Dôgen führte die intensiven dreimonatigen Retreats nach seiner Rückkehr aus China auch in Japan ein. In diesem Kapitel beschreibt er ganz genau deren Aufbau und Ablauf. In diesen drei Monaten war das Kloster der einzige Lebens- und Arbeitsraum der Mönche. Wie stehen wir heute zu derartig langen Retreats oder Sesshins? Nishijima Roshi betont, dass es sehr wichtig ist, jeden Tag zweimal Zazen zu praktizieren, und rät uns, jeweils 30 bis 45 Minuten zu sitzen. Diese Zeit konnten die Laien damals in China und Japan gewiss nicht aufbringen.

• _EXTRAHIERTE DATEN_:
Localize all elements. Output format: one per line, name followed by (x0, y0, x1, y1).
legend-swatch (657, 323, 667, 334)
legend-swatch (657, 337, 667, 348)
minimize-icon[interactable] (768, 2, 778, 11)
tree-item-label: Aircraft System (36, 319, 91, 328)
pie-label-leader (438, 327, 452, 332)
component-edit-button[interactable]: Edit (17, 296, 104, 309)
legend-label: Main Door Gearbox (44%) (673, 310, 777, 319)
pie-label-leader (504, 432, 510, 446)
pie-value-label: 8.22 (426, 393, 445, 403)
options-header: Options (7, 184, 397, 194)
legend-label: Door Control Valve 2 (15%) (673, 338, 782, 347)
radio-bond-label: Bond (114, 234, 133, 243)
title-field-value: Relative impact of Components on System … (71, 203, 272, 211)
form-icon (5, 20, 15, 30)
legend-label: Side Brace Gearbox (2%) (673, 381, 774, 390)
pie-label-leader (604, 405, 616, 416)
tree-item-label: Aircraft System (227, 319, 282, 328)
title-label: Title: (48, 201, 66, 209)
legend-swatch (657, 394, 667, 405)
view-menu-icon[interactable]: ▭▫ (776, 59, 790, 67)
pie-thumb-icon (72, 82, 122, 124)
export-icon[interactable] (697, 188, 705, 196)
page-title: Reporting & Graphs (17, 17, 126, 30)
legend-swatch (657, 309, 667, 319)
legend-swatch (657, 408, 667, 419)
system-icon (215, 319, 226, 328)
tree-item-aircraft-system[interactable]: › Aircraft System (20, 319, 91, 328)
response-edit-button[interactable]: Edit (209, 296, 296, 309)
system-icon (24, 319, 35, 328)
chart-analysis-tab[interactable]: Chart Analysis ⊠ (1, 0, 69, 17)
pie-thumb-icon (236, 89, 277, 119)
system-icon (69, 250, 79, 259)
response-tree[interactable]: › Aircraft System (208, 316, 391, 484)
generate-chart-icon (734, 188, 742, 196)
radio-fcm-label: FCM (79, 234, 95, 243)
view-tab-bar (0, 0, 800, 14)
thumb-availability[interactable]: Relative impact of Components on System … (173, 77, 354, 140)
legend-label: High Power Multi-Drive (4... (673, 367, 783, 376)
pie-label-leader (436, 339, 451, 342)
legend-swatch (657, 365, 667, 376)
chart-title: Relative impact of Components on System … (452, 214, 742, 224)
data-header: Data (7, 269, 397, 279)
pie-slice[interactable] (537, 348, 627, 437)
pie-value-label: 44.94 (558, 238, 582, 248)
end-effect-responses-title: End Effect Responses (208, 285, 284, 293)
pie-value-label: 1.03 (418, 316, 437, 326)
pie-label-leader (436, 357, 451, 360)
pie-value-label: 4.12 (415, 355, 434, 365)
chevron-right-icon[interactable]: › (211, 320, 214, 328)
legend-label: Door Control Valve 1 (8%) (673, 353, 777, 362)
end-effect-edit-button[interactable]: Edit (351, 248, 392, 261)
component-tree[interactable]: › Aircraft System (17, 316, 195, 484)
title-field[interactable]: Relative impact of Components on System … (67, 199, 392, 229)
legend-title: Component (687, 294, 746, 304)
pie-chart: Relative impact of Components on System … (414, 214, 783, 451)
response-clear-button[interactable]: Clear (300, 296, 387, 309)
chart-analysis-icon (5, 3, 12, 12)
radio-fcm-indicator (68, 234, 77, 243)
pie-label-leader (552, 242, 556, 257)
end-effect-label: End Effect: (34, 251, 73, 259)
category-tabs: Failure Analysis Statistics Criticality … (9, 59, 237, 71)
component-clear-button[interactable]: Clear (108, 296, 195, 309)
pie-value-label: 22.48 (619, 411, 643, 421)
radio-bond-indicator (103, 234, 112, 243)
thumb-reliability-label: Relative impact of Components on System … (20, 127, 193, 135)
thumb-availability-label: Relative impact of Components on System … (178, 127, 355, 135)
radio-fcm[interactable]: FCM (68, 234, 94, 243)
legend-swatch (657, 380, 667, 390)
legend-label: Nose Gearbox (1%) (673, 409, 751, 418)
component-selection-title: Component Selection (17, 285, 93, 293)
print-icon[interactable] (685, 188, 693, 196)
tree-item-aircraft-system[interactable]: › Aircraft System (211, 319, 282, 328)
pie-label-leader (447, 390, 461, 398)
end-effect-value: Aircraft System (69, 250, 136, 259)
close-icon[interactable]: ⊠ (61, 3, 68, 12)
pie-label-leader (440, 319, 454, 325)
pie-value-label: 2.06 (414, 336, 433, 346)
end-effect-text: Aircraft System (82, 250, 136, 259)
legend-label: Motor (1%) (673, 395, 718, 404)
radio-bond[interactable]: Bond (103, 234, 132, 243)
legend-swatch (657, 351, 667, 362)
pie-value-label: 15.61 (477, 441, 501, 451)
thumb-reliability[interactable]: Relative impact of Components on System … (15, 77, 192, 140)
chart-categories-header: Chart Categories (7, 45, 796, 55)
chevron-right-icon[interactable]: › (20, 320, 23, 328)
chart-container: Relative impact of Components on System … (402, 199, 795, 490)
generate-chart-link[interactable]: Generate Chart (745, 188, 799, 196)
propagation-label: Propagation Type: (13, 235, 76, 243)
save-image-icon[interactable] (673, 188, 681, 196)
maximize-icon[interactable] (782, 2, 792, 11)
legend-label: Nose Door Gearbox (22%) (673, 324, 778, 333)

• _DURCHZUFÜHRENDE AUFGABEN_:
1. Wie lange sollte man nach dem Rat von Nishijima Roshi laut der Textstelle über Dôgens Retreats jeweils sitzen?
2. Nennen Sie alle Bezeichnungen für Formen der Übungspraxis, die in der Textstelle über Dôgens Retreats vorkommen.
3. Setzen Sie die Textstelle über Dôgens Retreats im Anschluss an ihren letzten Satz fort.
Die Zeilen stehen in keinem Zusammenhang mit der Textstelle über Dôgens Retreats.

• _LÖSUNGEN ZUR ÜBUNG_:
1. Jeweils 30 bis 45 Minuten.

2. Retreats, Sesshins, Zazen

3.
Gleichwohl misst er den Retreats auch heute noch eine große Bedeutung zu, wenn sie mit der täglichen Praxis und dem Studium der Lehre verbunden werden. Für die meisten von uns wird es allerdings schwierig sein, drei Monate im Jahr aus dem Berufsleben und den Verpflichtungen in der Familie auszusteigen, um sich in dieser Zeit für die Praxis in ein Kloster zurückzuziehen. Daher sind die Retreats heute auf einige Tage oder maximal zwei bis drei Wochen beschränkt. Umso wichtiger ist dementsprechend die tägliche Übungspraxis, damit ein kontinuierlicher Lernprozess stattfindet. In der Dôgen-Sangha dauerte das Retreat des Jahres 2008 im Kloster Tokei-in bei Shizuoka vier Tage.

Es umfasste jeweils sechs Sitzperioden und zwei Dharma-Vorträge pro Tag, einschließlich ausführlicher Diskussion. Die erste Sitzperiode am Morgen und die letzte am Abend dauerten jeweils 45 Minuten; die anderen gliederten sich in zwei Blöcke von jeweils 30 Minuten Zazen-Praxis und 20 Minuten Kinhin-Gehen.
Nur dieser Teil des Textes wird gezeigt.